## DEINE AUFGABE:
Kannst du den Auszug über den Animationsfilm „Rotzbub“ nach seinem letzten Satz fortsetzen?

## SEITENAUSZUG:
────
Rotzbub heißt die Hauptfigur, ein Knabe grade so in den Anfängen der Pubertät – „Rotzbub“ war auch der Titel des Film, als er beim Filmfest München Premiere feierte. Er wächst in diesem Dorf auf, in den 1960ern, als die Verdrängungsmechanismen bezüglich der braunen Vergangenheit auf Hochtouren laufen, als das dörfliche Patriarchat mit aller Macht wütet, als die Kirche noch das Sagen hat und als die Männerwelt beim Stammtisch ihre dumpf-gleichgeschalteten Meinungen Schrägstich Vorurteile verkündet (als also alles ähnlich ist wie heute, ’n bisschen heftiger vielleicht). Der Rotzbub ist der Sohn vom Dorfwirt und bekommt alles mit, die Befindlichkeiten und die Männerwitze und den reaktionären Gemeinsinn, dem nicht zu entkommen ist. Und den ein junger Mensch wie der Rotzbub auf jeden Fall hinter sich lassen muss.

Das Milieu und die Story sind lose inspiriert von Deix’ eigenem Herkommen – aber natürlich ist dies kein autobiografischer Film im eigentlichen Sinn. Vielmehr setzt Regisseur Marcus H. Rosenmüller – seit dem Debüt Wer früher stirbt, ist länger tot Experte fürs Provinzleben – zusammen mit Co-Regisseur Santiago Lopèz Jover – Animationsexperte – alles daran, die Welt aufleben zu lassen, die Deix sich zusammenfantasiert hat, die er in seinen Cartoons so trefflich porträtiert. Deix bebildert die Wirklichkeit und verzerrt sie zugleich karikaturesk, trifft dabei die wunden Punkte einer konservativen Spießerwelt – graphisch sind seine Bilder prall und rund, weshalb die Umsetzung als Computeranimation vollauf Sinn ergibt.
────
## Einträge zu Layoutelementen:
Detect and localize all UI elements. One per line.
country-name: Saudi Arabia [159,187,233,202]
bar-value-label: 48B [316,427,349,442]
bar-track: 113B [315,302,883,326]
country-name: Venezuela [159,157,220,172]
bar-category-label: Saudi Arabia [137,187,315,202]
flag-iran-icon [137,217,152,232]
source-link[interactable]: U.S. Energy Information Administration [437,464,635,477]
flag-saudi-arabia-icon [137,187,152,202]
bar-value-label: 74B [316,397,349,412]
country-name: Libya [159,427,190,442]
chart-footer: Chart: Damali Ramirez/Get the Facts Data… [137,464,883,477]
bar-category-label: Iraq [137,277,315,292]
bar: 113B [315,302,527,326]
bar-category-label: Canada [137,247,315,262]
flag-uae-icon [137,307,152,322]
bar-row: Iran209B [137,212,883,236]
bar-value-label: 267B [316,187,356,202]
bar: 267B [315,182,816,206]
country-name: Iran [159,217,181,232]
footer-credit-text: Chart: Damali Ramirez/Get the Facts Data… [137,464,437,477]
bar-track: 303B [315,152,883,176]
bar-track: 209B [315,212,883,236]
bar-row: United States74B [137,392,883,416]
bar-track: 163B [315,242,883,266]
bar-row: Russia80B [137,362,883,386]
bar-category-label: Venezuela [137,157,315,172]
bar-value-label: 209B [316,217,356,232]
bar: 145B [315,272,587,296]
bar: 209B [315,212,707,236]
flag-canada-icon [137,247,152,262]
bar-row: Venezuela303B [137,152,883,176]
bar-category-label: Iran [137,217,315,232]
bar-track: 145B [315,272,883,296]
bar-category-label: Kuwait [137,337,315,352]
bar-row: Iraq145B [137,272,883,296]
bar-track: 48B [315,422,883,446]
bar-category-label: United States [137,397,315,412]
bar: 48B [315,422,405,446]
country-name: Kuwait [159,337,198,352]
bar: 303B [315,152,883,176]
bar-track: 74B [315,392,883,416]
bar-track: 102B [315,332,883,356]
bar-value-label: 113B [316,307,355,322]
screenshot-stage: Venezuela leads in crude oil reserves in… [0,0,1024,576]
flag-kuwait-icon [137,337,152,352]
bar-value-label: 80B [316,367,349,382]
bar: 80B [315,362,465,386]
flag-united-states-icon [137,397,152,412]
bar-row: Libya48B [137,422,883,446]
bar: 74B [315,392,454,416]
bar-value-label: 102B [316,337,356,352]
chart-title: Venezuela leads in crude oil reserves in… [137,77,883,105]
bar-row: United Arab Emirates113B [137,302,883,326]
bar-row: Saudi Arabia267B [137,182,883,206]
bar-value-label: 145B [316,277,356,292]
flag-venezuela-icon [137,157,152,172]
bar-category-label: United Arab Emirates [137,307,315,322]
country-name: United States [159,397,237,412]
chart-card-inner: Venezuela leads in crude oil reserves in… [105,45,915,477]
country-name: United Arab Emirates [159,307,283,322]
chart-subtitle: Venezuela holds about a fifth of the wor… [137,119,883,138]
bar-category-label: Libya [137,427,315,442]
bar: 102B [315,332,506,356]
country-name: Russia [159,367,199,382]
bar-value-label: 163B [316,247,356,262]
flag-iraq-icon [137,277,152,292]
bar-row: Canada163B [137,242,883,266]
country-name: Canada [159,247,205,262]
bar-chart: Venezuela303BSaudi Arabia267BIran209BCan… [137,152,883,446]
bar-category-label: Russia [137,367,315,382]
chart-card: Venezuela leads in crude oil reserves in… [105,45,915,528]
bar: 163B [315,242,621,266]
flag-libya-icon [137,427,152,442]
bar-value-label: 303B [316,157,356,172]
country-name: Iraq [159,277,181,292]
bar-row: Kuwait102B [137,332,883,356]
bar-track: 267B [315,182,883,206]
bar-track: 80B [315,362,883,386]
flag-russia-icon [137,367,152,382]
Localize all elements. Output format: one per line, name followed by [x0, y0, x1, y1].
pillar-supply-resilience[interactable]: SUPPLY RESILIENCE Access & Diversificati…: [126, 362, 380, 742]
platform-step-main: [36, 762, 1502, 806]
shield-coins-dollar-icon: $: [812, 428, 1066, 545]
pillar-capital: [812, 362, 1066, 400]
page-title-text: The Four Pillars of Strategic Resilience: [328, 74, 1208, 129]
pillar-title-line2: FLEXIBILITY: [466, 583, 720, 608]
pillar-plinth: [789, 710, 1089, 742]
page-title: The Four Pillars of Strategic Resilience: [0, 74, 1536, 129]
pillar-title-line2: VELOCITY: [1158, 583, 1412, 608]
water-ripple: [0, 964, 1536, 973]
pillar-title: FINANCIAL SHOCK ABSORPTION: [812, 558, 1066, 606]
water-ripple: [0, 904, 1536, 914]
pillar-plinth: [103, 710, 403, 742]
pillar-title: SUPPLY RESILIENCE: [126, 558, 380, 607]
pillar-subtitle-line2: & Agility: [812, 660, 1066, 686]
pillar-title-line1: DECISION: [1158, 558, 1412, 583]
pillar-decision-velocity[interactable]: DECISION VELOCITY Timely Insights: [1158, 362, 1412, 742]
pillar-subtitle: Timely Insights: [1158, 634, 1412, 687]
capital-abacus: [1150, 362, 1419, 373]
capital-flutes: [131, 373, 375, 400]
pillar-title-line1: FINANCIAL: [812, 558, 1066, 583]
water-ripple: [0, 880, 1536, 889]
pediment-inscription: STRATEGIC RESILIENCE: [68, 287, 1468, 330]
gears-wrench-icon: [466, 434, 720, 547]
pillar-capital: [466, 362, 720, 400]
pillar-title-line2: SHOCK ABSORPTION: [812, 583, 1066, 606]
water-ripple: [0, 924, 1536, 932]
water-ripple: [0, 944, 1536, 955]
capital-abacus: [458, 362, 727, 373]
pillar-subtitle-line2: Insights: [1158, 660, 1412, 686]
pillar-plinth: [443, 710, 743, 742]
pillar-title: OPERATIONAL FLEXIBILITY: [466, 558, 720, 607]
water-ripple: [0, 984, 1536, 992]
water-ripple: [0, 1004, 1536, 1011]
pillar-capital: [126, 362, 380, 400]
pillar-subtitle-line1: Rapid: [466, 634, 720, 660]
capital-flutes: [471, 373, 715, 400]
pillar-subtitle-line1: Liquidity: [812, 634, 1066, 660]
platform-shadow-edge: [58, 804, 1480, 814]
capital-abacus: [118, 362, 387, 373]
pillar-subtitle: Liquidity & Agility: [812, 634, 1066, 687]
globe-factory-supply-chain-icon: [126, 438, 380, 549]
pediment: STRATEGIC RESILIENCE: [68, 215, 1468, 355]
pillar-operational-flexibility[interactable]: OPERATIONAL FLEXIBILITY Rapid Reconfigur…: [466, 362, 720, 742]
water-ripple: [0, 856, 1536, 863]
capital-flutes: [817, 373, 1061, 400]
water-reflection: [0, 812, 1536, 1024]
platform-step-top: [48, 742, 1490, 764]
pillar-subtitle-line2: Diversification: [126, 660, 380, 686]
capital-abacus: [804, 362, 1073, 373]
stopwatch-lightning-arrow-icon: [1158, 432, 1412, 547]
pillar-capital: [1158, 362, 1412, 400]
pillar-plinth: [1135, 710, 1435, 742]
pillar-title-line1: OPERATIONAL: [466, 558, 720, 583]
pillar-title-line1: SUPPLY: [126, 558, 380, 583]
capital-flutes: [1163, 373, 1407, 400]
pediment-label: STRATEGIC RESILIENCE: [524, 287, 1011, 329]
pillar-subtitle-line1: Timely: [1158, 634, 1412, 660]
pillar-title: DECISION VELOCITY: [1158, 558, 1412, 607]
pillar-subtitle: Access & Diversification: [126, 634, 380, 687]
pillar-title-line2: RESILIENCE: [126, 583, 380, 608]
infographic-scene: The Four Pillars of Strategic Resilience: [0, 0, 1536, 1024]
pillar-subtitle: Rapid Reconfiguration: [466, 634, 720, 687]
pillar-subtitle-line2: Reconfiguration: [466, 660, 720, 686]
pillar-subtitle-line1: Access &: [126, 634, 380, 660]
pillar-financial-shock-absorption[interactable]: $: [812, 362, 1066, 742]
────
## ANTWORT ZUR ÜBUNG:
Rotzbub ist einerseits, seiner Jugend geschuldet, dauergeil, andererseits zeichnerisch begabt. Weshalb er nicht nur die Metzgerstochter mit ihrem vielen Holz vor der Hütte gerne malt, sondern vom Onkel, einem akademisch ausgebildeten Kunstmaler, als Assistent bei der Verschönerung der Rathausfassade eingesetzt wird. Porträts der Metzgerstochter, das meint: Wichsvorlagen zu zeichnen für die Dorfjugend. Verschönerung der Rathausfassade meint: Alles, was hakenkreuzmäßig aussieht, verharmlosend übermalen. Doch beim Rotzbub kommen noch zwei Impulse dazu: Ein Musiker aus der Stadt macht ein Bistro im Dorf auf (total neumodisch und von den „echten“ Dörflern füglich gemieden); er bringt dem Rotzbub die Musik der 60er nahe und auch den Geist von Gegenkultur und Rebellion. Und außerdem lernt Rotzbub die schöne Mariolina kennen – die ist Roma, ihre Familie campiert außerhalb, und natürlich ist dieses „Zigeunergesindel“ den gutbürgerlichen Alt- und Neunazis im Dorf ein Dorn im Auge. 

Willkommen in Siegheilkirchen ist, der Titel zeigt es schon an, in seiner Aussage wenig subtil; wie ja auch Deix in seinen Cartoons eine deutliche Sprache spricht. Es geht um ein Coming of Age unter den erschwerten Bedingungen österreichischer Borniertheit und geistiger Enge, es geht um den Kampf gegen das Spießertum, gegen die braunen Traditionen. Rosenmüller und Drehbuchautor Martin Ambrosch bekommen den Spirit von Deix wirklich gut hin, López Jover als visueller Direktor bringt die Bildwelten sehr gelungen auf die Leinwand – aber ein bisschen konventionell geht es denn doch zu, im Sinne einer letztlich vorhersagbaren Handlung um die geistige und kulturelle (und amouröse) Entwicklung des Rotzbubs. Die Subversivität des deixschen Œuvres geht denn doch in der Filmwerdung seines visuellen Schatzes verloren.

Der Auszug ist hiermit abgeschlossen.